Your goal
Among the records below, find each line that includes the string "Name" and copy it.

(Extracted data entries)

⁂

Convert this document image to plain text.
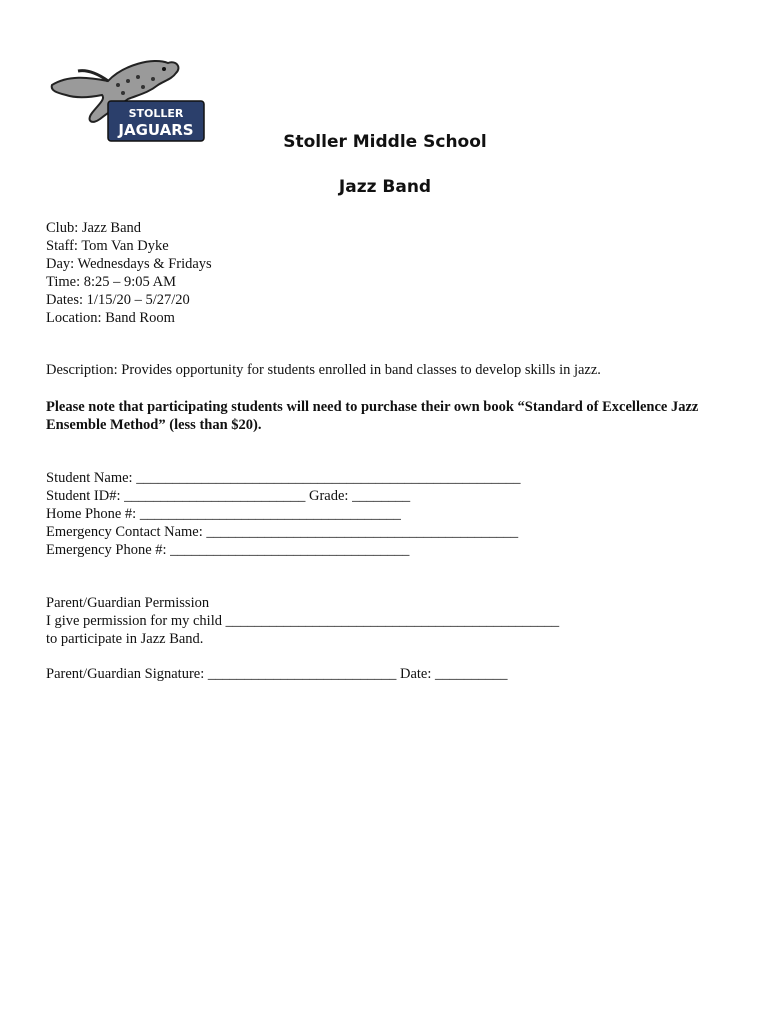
STOLLER
JAGUARS
Stoller Middle School
Jazz Band
Club: Jazz Band
Staff: Tom Van Dyke
Day: Wednesdays & Fridays
Time: 8:25 – 9:05 AM
Dates: 1/15/20 – 5/27/20
Location: Band Room
Description: Provides opportunity for students enrolled in band classes to develop skills in jazz.
Please note that participating students will need to purchase their own book “Standard of Excellence Jazz Ensemble Method” (less than $20).
Student Name: _____________________________________________________
Student ID#: _________________________ Grade: ________
Home Phone #: ____________________________________
Emergency Contact Name: ___________________________________________
Emergency Phone #: _________________________________
Parent/Guardian Permission
I give permission for my child ______________________________________________
to participate in Jazz Band.
Parent/Guardian Signature: __________________________ Date: __________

⁂

The output
Student Name: _____________________________________________________
Emergency Contact Name: ___________________________________________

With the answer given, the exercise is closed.